**What you will do:** Extract the data from its first line up to and including the line with "List UI elements", reproducing each line without change and leaving out the pictures.
┄┄┄┄┄┄┄┄┄┄┄┄┄┄┄┄┄┄┄┄
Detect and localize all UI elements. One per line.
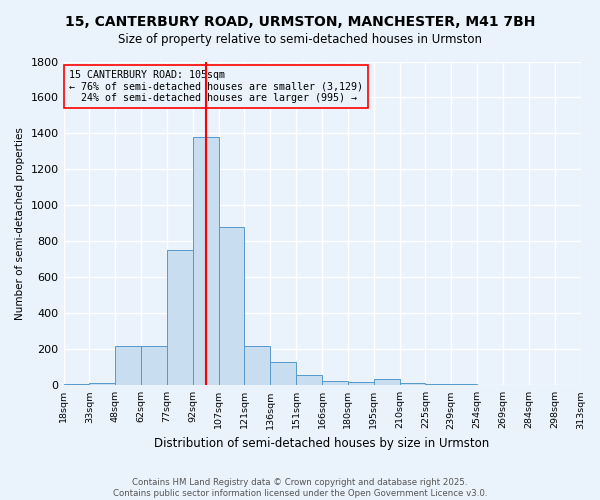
Bar <box>296 374 322 386</box>
Bar <box>271 362 296 386</box>
Bar <box>425 384 451 386</box>
Y-axis label: Number of semi-detached properties: Number of semi-detached properties <box>15 127 25 320</box>
Bar <box>115 346 141 386</box>
X-axis label: Distribution of semi-detached houses by size in Urmston: Distribution of semi-detached houses by … <box>154 437 490 450</box>
Text: 15, CANTERBURY ROAD, URMSTON, MANCHESTER, M41 7BH: 15, CANTERBURY ROAD, URMSTON, MANCHESTER… <box>65 15 535 29</box>
Bar <box>322 381 348 386</box>
Bar <box>141 346 167 386</box>
Text: 15 CANTERBURY ROAD: 105sqm
← 76% of semi-detached houses are smaller (3,129)
  2: 15 CANTERBURY ROAD: 105sqm ← 76% of semi… <box>69 70 363 103</box>
Bar <box>451 384 477 386</box>
Bar <box>400 382 425 386</box>
Bar <box>64 384 89 386</box>
Bar <box>374 379 400 386</box>
Bar <box>167 250 193 386</box>
Bar <box>348 382 374 386</box>
Bar <box>89 382 115 386</box>
Bar <box>193 137 218 386</box>
Bar <box>218 227 244 386</box>
Text: Contains HM Land Registry data © Crown copyright and database right 2025.
Contai: Contains HM Land Registry data © Crown c… <box>113 478 487 498</box>
Text: Size of property relative to semi-detached houses in Urmston: Size of property relative to semi-detach… <box>118 32 482 46</box>
Bar <box>244 346 271 386</box>
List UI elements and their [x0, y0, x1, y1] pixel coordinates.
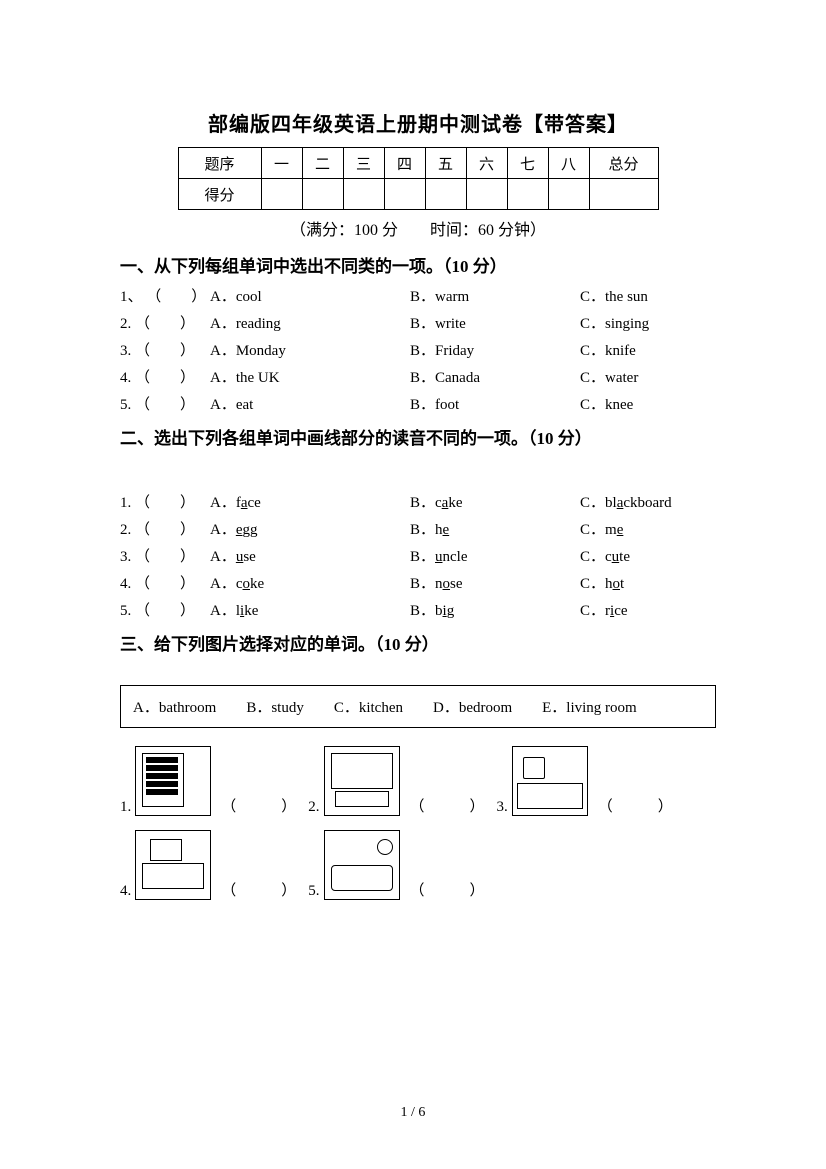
- room-thumb: [135, 746, 211, 816]
- page-footer: 1 / 6: [0, 1105, 826, 1121]
- question-row: 4. （ ）A．cokeB．noseC．hot: [120, 572, 716, 593]
- pic-item: 5.（ ）: [308, 830, 490, 900]
- answer-blank[interactable]: （ ）: [404, 879, 491, 900]
- pic-item: 4.（ ）: [120, 830, 302, 900]
- picture-questions: 1.（ ）2.（ ）3.（ ） 4.（ ）5.（ ）: [120, 746, 716, 900]
- question-row: 3. （ ）A．MondayB．FridayC．knife: [120, 339, 716, 360]
- score-cell[interactable]: [466, 179, 507, 210]
- score-h-5: 五: [425, 148, 466, 179]
- score-value-row: 得分: [178, 179, 658, 210]
- section-3-heading: 三、给下列图片选择对应的单词。（10 分）: [120, 630, 716, 655]
- exam-page: 部编版四年级英语上册期中测试卷【带答案】 题序 一 二 三 四 五 六 七 八 …: [0, 0, 826, 1169]
- answer-blank[interactable]: （ ）: [215, 795, 302, 816]
- answer-blank[interactable]: （ ）: [592, 795, 679, 816]
- question-row: 2. （ ）A．readingB．writeC．singing: [120, 312, 716, 333]
- word-bank: A．bathroom B．study C．kitchen D．bedroom E…: [120, 685, 716, 728]
- section-1-heading: 一、从下列每组单词中选出不同类的一项。（10 分）: [120, 252, 716, 277]
- pic-row-2: 4.（ ）5.（ ）: [120, 830, 716, 900]
- question-row: 3. （ ）A．useB．uncleC．cute: [120, 545, 716, 566]
- question-row: 4. （ ）A．the UKB．CanadaC．water: [120, 366, 716, 387]
- score-table: 题序 一 二 三 四 五 六 七 八 总分 得分: [178, 147, 659, 210]
- score-h-7: 七: [507, 148, 548, 179]
- room-thumb: [135, 830, 211, 900]
- score-cell[interactable]: [507, 179, 548, 210]
- section-2: 1. （ ）A．faceB．cakeC．blackboard 2. （ ）A．eg…: [120, 491, 716, 620]
- room-thumb: [324, 830, 400, 900]
- score-cell[interactable]: [343, 179, 384, 210]
- score-h-6: 六: [466, 148, 507, 179]
- score-v-label: 得分: [178, 179, 261, 210]
- page-title: 部编版四年级英语上册期中测试卷【带答案】: [120, 108, 716, 137]
- score-h-3: 三: [343, 148, 384, 179]
- exam-meta: （满分：100 分 时间：60 分钟）: [120, 216, 716, 240]
- question-row: 5. （ ）A．likeB．bigC．rice: [120, 599, 716, 620]
- score-cell[interactable]: [425, 179, 466, 210]
- score-cell[interactable]: [384, 179, 425, 210]
- pic-row-1: 1.（ ）2.（ ）3.（ ）: [120, 746, 716, 816]
- score-h-1: 一: [261, 148, 302, 179]
- score-h-total: 总分: [589, 148, 658, 179]
- score-cell[interactable]: [302, 179, 343, 210]
- score-header-row: 题序 一 二 三 四 五 六 七 八 总分: [178, 148, 658, 179]
- question-row: 2. （ ）A．eggB．heC．me: [120, 518, 716, 539]
- score-cell-total[interactable]: [589, 179, 658, 210]
- score-h-2: 二: [302, 148, 343, 179]
- answer-blank[interactable]: （ ）: [215, 879, 302, 900]
- pic-item: 3.（ ）: [497, 746, 679, 816]
- section-1: 1、 （ ）A．coolB．warmC．the sun 2. （ ）A．readi…: [120, 285, 716, 414]
- score-cell[interactable]: [548, 179, 589, 210]
- score-h-label: 题序: [178, 148, 261, 179]
- pic-item: 1.（ ）: [120, 746, 302, 816]
- question-row: 1、 （ ）A．coolB．warmC．the sun: [120, 285, 716, 306]
- pic-item: 2.（ ）: [308, 746, 490, 816]
- room-thumb: [512, 746, 588, 816]
- room-thumb: [324, 746, 400, 816]
- score-h-4: 四: [384, 148, 425, 179]
- score-h-8: 八: [548, 148, 589, 179]
- section-2-heading: 二、选出下列各组单词中画线部分的读音不同的一项。（10 分）: [120, 424, 716, 449]
- answer-blank[interactable]: （ ）: [404, 795, 491, 816]
- question-row: 1. （ ）A．faceB．cakeC．blackboard: [120, 491, 716, 512]
- question-row: 5. （ ）A．eatB．footC．knee: [120, 393, 716, 414]
- spacer: [120, 457, 716, 485]
- score-cell[interactable]: [261, 179, 302, 210]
┄┄┄┄┄┄┄┄┄┄┄┄┄┄┄┄┄┄┄┄
**Response below:**
Detect and localize all UI elements. One per line.
Bar <box>296 374 322 386</box>
Bar <box>271 362 296 386</box>
Bar <box>425 384 451 386</box>
Y-axis label: Number of semi-detached properties: Number of semi-detached properties <box>15 127 25 320</box>
Bar <box>115 346 141 386</box>
X-axis label: Distribution of semi-detached houses by size in Urmston: Distribution of semi-detached houses by … <box>154 437 490 450</box>
Text: 15, CANTERBURY ROAD, URMSTON, MANCHESTER, M41 7BH: 15, CANTERBURY ROAD, URMSTON, MANCHESTER… <box>65 15 535 29</box>
Bar <box>322 381 348 386</box>
Bar <box>141 346 167 386</box>
Text: 15 CANTERBURY ROAD: 105sqm
← 76% of semi-detached houses are smaller (3,129)
  2: 15 CANTERBURY ROAD: 105sqm ← 76% of semi… <box>69 70 363 103</box>
Bar <box>451 384 477 386</box>
Bar <box>400 382 425 386</box>
Bar <box>64 384 89 386</box>
Bar <box>374 379 400 386</box>
Bar <box>167 250 193 386</box>
Bar <box>348 382 374 386</box>
Bar <box>89 382 115 386</box>
Bar <box>193 137 218 386</box>
Bar <box>218 227 244 386</box>
Text: Contains HM Land Registry data © Crown copyright and database right 2025.
Contai: Contains HM Land Registry data © Crown c… <box>113 478 487 498</box>
Text: Size of property relative to semi-detached houses in Urmston: Size of property relative to semi-detach… <box>118 32 482 46</box>
Bar <box>244 346 271 386</box>
List UI elements and their [x0, y0, x1, y1] pixel coordinates.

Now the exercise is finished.